Stored data entries
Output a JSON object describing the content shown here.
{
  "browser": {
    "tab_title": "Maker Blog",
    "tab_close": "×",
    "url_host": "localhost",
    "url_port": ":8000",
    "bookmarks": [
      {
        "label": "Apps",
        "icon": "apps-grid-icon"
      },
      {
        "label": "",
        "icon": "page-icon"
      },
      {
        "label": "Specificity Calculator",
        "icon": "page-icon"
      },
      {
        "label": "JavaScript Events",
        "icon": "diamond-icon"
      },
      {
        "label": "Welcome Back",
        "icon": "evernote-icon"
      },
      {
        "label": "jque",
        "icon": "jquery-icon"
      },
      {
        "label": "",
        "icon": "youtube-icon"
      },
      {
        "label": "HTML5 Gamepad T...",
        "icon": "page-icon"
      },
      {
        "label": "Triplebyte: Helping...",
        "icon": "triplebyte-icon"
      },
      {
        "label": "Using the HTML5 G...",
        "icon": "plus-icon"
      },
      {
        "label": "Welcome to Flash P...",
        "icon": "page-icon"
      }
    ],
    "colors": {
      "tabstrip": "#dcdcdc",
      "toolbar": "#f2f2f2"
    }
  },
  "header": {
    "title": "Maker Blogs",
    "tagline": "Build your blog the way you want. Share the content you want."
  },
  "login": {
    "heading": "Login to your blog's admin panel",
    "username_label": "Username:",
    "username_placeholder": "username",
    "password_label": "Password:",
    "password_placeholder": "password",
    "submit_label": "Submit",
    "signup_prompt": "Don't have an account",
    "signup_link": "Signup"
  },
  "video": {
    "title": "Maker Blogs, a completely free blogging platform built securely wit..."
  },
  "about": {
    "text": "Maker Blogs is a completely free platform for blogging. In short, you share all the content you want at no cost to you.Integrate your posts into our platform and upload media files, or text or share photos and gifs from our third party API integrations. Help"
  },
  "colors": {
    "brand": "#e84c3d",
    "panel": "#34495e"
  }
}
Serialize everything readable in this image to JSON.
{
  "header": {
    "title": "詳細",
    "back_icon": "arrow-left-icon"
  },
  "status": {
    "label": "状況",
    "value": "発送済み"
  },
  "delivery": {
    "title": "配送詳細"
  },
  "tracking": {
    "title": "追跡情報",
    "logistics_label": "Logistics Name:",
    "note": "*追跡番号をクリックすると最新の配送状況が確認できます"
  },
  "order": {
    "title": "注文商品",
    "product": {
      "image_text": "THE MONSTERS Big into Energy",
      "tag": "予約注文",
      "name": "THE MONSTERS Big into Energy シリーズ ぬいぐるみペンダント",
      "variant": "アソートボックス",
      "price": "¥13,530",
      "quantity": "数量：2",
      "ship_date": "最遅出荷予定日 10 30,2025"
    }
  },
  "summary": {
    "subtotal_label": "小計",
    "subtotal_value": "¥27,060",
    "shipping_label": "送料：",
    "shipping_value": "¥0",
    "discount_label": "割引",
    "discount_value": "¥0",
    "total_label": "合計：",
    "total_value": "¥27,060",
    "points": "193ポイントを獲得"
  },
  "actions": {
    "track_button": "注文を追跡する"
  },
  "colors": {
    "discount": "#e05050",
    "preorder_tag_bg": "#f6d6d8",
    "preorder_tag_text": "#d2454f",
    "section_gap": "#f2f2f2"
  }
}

◆ Short problem: All entries shown above should be printed again exactly.

◆ Solution:
Output a JSON object describing the content shown here.
{
  "browser": {
    "tab_title": "Maker Blog",
    "tab_close": "×",
    "url_host": "localhost",
    "url_port": ":8000",
    "bookmarks": [
      {
        "label": "Apps",
        "icon": "apps-grid-icon"
      },
      {
        "label": "",
        "icon": "page-icon"
      },
      {
        "label": "Specificity Calculator",
        "icon": "page-icon"
      },
      {
        "label": "JavaScript Events",
        "icon": "diamond-icon"
      },
      {
        "label": "Welcome Back",
        "icon": "evernote-icon"
      },
      {
        "label": "jque",
        "icon": "jquery-icon"
      },
      {
        "label": "",
        "icon": "youtube-icon"
      },
      {
        "label": "HTML5 Gamepad T...",
        "icon": "page-icon"
      },
      {
        "label": "Triplebyte: Helping...",
        "icon": "triplebyte-icon"
      },
      {
        "label": "Using the HTML5 G...",
        "icon": "plus-icon"
      },
      {
        "label": "Welcome to Flash P...",
        "icon": "page-icon"
      }
    ],
    "colors": {
      "tabstrip": "#dcdcdc",
      "toolbar": "#f2f2f2"
    }
  },
  "header": {
    "title": "Maker Blogs",
    "tagline": "Build your blog the way you want. Share the content you want."
  },
  "login": {
    "heading": "Login to your blog's admin panel",
    "username_label": "Username:",
    "username_placeholder": "username",
    "password_label": "Password:",
    "password_placeholder": "password",
    "submit_label": "Submit",
    "signup_prompt": "Don't have an account",
    "signup_link": "Signup"
  },
  "video": {
    "title": "Maker Blogs, a completely free blogging platform built securely wit..."
  },
  "about": {
    "text": "Maker Blogs is a completely free platform for blogging. In short, you share all the content you want at no cost to you.Integrate your posts into our platform and upload media files, or text or share photos and gifs from our third party API integrations. Help"
  },
  "colors": {
    "brand": "#e84c3d",
    "panel": "#34495e"
  }
}
Serialize everything readable in this image to JSON.
{
  "header": {
    "title": "詳細",
    "back_icon": "arrow-left-icon"
  },
  "status": {
    "label": "状況",
    "value": "発送済み"
  },
  "delivery": {
    "title": "配送詳細"
  },
  "tracking": {
    "title": "追跡情報",
    "logistics_label": "Logistics Name:",
    "note": "*追跡番号をクリックすると最新の配送状況が確認できます"
  },
  "order": {
    "title": "注文商品",
    "product": {
      "image_text": "THE MONSTERS Big into Energy",
      "tag": "予約注文",
      "name": "THE MONSTERS Big into Energy シリーズ ぬいぐるみペンダント",
      "variant": "アソートボックス",
      "price": "¥13,530",
      "quantity": "数量：2",
      "ship_date": "最遅出荷予定日 10 30,2025"
    }
  },
  "summary": {
    "subtotal_label": "小計",
    "subtotal_value": "¥27,060",
    "shipping_label": "送料：",
    "shipping_value": "¥0",
    "discount_label": "割引",
    "discount_value": "¥0",
    "total_label": "合計：",
    "total_value": "¥27,060",
    "points": "193ポイントを獲得"
  },
  "actions": {
    "track_button": "注文を追跡する"
  },
  "colors": {
    "discount": "#e05050",
    "preorder_tag_bg": "#f6d6d8",
    "preorder_tag_text": "#d2454f",
    "section_gap": "#f2f2f2"
  }
}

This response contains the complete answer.